Exercise directions: Select all lines holding the word "labels" from the entries that follow.

Dataset excerpts:
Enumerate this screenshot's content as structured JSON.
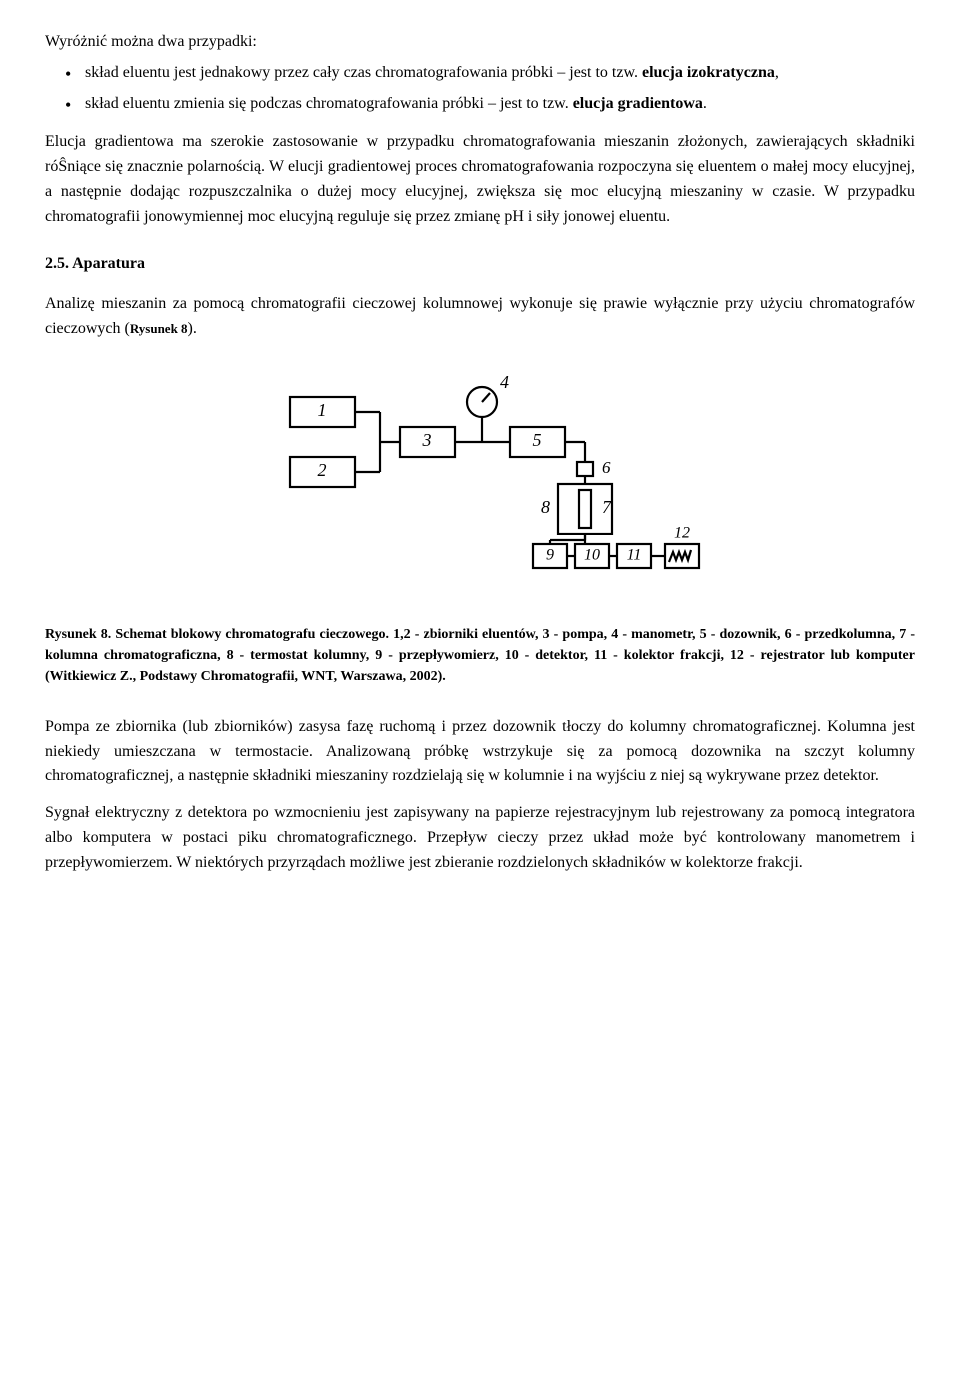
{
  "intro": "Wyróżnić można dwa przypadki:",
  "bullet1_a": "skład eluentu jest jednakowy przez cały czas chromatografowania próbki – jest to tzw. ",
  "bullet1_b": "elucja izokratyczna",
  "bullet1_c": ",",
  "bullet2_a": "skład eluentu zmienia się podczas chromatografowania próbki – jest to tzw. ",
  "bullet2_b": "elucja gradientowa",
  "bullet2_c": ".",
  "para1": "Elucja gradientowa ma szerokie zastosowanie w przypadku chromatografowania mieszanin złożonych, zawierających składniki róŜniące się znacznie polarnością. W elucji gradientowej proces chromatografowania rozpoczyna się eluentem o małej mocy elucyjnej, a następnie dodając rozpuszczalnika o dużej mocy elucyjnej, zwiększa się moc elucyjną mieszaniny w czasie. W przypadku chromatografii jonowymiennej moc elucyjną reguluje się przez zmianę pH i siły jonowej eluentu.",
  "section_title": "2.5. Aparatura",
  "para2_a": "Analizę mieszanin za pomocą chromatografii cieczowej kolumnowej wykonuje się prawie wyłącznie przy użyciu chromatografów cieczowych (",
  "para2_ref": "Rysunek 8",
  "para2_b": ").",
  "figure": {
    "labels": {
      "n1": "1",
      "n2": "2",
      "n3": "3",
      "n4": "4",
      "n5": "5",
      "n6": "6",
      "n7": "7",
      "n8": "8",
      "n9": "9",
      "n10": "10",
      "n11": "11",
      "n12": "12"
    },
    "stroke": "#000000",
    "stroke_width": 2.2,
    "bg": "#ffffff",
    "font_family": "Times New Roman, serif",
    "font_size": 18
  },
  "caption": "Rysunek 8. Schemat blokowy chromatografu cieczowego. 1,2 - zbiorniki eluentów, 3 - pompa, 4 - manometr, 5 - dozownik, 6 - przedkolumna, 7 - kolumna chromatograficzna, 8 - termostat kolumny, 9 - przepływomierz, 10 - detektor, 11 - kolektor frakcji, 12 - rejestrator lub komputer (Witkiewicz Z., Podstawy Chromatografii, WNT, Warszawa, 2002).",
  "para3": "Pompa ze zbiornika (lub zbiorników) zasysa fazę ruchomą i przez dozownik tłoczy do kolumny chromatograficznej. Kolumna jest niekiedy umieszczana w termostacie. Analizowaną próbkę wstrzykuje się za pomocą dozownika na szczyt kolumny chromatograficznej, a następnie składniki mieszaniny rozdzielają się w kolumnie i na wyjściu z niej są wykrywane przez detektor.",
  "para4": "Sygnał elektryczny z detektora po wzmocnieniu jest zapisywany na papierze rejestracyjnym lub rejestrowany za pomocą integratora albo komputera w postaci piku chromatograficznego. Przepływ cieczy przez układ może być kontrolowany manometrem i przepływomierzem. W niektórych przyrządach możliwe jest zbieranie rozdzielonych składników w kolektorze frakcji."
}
--
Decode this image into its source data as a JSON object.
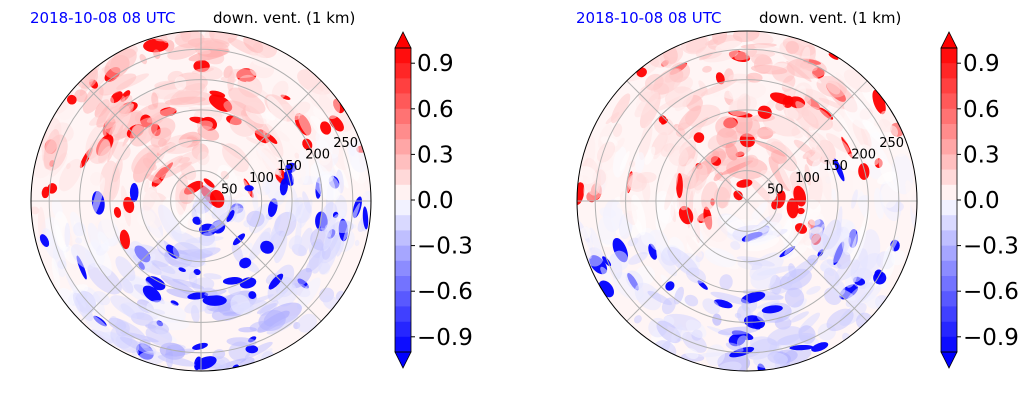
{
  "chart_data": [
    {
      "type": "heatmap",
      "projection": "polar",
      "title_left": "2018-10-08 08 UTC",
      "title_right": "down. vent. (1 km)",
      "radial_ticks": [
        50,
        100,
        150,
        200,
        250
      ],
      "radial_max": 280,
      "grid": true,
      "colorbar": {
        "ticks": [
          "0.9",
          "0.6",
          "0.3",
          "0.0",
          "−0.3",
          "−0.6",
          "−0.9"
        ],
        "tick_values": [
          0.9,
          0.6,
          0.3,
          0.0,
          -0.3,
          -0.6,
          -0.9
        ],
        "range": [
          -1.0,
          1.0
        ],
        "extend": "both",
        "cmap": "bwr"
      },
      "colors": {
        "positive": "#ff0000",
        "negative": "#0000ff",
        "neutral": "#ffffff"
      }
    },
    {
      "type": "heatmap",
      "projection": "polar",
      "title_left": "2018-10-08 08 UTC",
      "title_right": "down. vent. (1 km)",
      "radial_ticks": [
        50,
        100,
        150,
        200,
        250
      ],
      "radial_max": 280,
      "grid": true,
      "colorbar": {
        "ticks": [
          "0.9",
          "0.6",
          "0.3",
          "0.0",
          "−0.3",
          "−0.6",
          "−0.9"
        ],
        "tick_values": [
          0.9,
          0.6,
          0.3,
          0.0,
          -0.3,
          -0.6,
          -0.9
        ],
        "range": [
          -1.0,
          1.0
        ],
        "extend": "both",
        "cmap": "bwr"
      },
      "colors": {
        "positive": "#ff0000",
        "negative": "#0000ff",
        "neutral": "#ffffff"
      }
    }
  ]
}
* * *
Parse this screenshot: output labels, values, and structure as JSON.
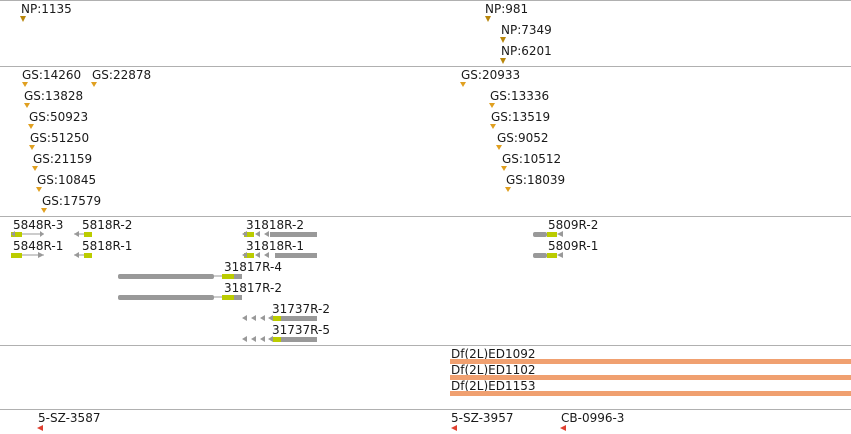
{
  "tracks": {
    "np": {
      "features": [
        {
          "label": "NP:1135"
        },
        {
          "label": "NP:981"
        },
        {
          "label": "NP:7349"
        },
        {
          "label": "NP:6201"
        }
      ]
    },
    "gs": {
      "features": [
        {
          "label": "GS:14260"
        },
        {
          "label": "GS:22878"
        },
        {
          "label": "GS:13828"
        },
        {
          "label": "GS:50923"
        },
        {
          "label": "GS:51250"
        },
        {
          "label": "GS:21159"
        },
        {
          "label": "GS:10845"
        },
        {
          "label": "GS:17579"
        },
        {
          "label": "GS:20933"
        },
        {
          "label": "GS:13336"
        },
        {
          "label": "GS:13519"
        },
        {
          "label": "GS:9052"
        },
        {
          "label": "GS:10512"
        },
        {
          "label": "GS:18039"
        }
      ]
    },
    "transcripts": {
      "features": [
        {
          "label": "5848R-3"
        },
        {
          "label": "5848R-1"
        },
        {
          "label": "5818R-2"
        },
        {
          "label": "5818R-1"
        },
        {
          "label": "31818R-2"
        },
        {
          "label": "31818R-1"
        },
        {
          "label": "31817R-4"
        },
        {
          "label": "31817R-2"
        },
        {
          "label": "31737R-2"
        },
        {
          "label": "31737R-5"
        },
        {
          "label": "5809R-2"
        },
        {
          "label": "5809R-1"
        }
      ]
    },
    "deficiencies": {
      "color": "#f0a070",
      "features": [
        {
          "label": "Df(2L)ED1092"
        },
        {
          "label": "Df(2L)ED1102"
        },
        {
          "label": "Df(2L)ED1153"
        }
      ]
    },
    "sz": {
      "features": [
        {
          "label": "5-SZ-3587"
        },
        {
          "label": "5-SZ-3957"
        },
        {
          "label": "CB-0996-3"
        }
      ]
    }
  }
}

The output:
    "labels": {
Parse this screenshot: output labels, values, and structure as JSON.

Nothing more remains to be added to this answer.